Ask Burt Likko Anything, 1.4

Kolohe asks:

If the over/under for new US Constitutional amendments ratified by 2050 is 1.5, do you take the over or the under?

I’ll take the under. If the over/under by 2050 were .5, I’d still take the under. An actuary will tell you that my life expectancy is such that 2050 is getting into the neighborhood of when I can expect to kick it. On this score, then, I expect that I will never see a Twenty-Eighth Amendment. There is simply not enough consensus needed on anyting to reach the supermajority necessary to amend the Constitution, nor any reasonable likelihood of such a supermajority forming.

I hear lots of talk from the right side of the aisle about using the constitution to prohibit same-sex marriage, ban abortions, and so on. But those are partisan ploys and more to the point, they are substantive lawmaking. As far as I can tell, this is big talk intended to use the Supreme Court as a whipping boy for fundraising purposes, and even the proponents of these policy positions aren’t particularly serious about them but rather are rhetorically venting the white-hot passion for the righteousness of their positions.

The only foreseeable amendment I can even conceive of as having a realistic chance of even making it to the floor of Congress for debate is repealing the Electoral College and selecting future Presidents with a first-past-the-post popular vote. And that won’t pass because every time such a proposal is made, the question will be “Will this advantage the Republicans or the Democrats?” and then the party that thinks it’ll be on the losing end of that equation will oppose it, and each party controls about 40% of the electorate, and therefore enough votes in Congress and in state legislatures to block an amendment.

Oh, I suppose something amazing or awful might happen between now and then. One or the other party might break up. We might all realize that we’re all Americans and hold hands and sing a song together while amending the Constitution to elimiante filibusters or something. We might go to war and need to change things. But based on what I can see, what I can predict, I’ll have died (hopefully of old age) before the Constitution is ever amended again.

_ _ _ _

• SHORT EXERCISE
In the column on constitutional amendments, which amendment does the writer call the only one with a realistic chance of reaching the floor of Congress for debate?

_ _ _ _

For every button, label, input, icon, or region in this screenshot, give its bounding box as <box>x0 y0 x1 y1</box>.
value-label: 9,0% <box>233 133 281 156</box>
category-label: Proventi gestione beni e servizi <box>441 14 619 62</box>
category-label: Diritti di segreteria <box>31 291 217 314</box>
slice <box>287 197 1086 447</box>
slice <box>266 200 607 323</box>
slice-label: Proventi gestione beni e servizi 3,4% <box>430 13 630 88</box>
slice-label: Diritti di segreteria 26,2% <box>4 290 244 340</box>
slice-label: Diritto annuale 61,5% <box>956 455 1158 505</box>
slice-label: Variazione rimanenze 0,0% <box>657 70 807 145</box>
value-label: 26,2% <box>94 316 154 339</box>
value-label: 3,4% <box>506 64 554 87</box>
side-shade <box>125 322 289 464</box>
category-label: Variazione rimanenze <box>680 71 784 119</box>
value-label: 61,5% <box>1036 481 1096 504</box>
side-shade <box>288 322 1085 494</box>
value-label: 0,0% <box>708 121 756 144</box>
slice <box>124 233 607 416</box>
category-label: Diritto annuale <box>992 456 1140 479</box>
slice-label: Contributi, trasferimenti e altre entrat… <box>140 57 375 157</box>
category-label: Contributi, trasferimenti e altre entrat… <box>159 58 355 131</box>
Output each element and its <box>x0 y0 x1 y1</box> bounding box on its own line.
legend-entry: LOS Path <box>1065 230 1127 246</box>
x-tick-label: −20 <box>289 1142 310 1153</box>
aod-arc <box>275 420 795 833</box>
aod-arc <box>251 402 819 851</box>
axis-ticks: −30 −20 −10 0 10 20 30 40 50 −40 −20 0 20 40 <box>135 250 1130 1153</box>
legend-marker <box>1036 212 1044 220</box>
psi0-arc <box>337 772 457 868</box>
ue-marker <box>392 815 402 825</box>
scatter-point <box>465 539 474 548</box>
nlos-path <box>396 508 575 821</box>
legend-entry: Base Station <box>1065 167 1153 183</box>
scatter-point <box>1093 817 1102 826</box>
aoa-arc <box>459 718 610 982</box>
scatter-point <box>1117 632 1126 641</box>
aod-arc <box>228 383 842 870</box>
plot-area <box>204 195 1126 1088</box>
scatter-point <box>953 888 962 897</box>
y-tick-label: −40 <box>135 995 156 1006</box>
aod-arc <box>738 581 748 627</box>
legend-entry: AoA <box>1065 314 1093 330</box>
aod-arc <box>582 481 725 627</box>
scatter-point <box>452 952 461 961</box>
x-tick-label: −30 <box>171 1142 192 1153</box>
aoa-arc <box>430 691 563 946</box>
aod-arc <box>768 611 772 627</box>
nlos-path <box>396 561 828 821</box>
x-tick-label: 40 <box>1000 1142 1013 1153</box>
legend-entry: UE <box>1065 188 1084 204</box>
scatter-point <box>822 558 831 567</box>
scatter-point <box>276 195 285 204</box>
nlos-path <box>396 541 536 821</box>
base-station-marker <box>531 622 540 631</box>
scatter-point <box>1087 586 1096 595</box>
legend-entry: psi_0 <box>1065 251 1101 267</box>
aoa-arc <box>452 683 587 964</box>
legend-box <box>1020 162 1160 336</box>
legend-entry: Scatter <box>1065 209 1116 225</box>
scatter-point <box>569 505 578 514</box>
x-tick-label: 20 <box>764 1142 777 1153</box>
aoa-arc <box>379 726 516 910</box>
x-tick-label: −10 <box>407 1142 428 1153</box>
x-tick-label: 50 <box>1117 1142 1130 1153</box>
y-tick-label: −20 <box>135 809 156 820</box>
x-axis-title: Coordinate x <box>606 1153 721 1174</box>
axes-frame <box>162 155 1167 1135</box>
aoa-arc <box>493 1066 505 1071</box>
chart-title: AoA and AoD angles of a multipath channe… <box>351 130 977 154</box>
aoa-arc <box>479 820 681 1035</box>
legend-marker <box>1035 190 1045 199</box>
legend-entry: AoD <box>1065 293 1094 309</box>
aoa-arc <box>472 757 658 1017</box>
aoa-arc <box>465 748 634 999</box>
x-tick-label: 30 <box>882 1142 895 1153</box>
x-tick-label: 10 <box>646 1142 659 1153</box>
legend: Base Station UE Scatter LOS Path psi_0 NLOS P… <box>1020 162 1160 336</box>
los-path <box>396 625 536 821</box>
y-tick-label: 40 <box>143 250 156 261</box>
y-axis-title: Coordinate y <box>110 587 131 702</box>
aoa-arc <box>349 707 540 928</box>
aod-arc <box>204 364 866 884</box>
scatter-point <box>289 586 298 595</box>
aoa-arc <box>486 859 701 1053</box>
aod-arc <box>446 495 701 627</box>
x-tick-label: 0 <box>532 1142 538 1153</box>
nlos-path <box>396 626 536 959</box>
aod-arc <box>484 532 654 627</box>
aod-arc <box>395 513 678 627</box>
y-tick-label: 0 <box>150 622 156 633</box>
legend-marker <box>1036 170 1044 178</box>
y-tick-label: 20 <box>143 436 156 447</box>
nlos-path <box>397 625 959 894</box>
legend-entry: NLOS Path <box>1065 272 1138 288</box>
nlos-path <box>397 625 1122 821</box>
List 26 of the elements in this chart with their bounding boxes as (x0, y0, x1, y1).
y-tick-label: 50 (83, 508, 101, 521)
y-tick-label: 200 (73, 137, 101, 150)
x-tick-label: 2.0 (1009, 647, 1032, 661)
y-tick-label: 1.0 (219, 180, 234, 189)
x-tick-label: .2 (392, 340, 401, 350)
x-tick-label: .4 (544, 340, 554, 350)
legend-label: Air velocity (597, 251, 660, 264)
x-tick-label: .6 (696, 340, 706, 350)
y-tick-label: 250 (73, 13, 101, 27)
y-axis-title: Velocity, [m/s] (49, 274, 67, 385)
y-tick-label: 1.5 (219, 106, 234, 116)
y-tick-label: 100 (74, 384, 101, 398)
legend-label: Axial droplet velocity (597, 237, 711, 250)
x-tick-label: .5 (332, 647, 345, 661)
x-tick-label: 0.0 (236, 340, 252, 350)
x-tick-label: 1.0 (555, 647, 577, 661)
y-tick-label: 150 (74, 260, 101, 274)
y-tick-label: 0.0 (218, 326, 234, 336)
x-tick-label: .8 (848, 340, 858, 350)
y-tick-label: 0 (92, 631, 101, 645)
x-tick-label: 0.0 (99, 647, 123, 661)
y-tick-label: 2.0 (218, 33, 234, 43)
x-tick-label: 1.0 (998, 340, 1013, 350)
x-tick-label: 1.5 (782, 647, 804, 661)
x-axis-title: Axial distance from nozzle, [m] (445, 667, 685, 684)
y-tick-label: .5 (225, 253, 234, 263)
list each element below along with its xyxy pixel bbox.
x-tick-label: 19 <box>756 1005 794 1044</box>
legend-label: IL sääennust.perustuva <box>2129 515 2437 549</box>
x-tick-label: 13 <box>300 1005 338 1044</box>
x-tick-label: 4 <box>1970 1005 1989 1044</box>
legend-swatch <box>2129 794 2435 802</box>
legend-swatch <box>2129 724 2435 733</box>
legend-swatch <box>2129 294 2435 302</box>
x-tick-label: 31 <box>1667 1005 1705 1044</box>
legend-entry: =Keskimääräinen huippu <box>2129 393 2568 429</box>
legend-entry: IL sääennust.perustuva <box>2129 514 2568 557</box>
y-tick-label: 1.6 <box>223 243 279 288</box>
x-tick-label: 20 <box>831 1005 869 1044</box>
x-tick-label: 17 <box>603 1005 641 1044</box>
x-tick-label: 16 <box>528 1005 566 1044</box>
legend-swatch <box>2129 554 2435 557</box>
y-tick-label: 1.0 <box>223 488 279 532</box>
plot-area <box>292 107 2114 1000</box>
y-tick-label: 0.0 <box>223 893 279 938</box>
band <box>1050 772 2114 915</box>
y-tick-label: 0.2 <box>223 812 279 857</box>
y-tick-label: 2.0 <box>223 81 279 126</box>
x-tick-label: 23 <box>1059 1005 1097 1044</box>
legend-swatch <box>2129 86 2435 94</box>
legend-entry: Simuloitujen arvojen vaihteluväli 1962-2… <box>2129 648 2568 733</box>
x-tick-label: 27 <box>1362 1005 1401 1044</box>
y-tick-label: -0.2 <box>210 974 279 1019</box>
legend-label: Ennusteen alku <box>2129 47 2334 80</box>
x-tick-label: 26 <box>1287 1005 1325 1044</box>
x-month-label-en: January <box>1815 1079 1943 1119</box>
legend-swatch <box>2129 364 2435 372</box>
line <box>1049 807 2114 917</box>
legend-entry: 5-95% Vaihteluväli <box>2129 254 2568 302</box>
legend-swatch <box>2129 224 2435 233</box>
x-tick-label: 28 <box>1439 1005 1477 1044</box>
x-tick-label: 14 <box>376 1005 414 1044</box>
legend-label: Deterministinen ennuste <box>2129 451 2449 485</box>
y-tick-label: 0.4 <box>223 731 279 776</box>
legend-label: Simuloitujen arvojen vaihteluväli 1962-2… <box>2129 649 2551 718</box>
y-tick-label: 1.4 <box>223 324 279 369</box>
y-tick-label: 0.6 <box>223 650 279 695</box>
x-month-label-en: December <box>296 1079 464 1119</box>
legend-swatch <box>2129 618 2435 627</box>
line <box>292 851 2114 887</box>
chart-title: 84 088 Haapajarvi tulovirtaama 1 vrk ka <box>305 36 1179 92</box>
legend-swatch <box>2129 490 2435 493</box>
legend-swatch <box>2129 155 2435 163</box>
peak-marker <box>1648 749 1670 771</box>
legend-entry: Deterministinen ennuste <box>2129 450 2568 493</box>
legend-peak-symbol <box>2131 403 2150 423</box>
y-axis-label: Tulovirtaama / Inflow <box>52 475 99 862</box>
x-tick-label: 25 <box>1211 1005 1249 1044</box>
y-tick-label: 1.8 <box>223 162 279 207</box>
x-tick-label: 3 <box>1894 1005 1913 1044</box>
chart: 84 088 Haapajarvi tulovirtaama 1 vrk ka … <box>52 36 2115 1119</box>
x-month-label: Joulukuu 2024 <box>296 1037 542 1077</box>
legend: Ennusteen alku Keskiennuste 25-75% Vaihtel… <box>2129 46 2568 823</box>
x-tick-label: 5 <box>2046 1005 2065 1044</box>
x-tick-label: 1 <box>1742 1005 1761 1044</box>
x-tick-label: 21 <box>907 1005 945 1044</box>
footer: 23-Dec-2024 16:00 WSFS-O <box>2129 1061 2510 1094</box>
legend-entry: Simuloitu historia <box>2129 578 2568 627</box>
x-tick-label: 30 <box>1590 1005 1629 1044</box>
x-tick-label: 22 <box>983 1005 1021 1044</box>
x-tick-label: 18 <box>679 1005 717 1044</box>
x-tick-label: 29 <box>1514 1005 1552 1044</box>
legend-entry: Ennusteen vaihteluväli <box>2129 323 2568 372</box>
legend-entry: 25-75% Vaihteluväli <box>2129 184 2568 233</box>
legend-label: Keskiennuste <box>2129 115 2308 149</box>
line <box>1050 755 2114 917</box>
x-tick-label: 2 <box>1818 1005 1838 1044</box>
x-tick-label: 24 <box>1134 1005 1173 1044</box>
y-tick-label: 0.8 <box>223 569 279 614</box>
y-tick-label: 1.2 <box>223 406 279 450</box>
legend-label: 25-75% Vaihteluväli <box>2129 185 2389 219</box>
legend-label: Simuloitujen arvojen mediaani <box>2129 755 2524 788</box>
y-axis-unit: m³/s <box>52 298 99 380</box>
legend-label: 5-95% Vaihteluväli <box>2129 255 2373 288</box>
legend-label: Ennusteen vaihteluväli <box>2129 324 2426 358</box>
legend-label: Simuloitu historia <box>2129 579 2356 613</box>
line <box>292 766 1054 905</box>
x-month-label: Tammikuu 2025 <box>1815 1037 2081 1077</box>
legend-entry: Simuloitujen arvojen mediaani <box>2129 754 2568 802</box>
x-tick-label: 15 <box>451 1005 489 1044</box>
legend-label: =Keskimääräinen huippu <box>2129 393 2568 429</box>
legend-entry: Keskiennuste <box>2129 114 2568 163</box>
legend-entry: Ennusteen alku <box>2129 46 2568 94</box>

_ _ _ _

• THE COMPLETED TASK
Repealing the Electoral College and selecting future Presidents by a first-past-the-post popular vote.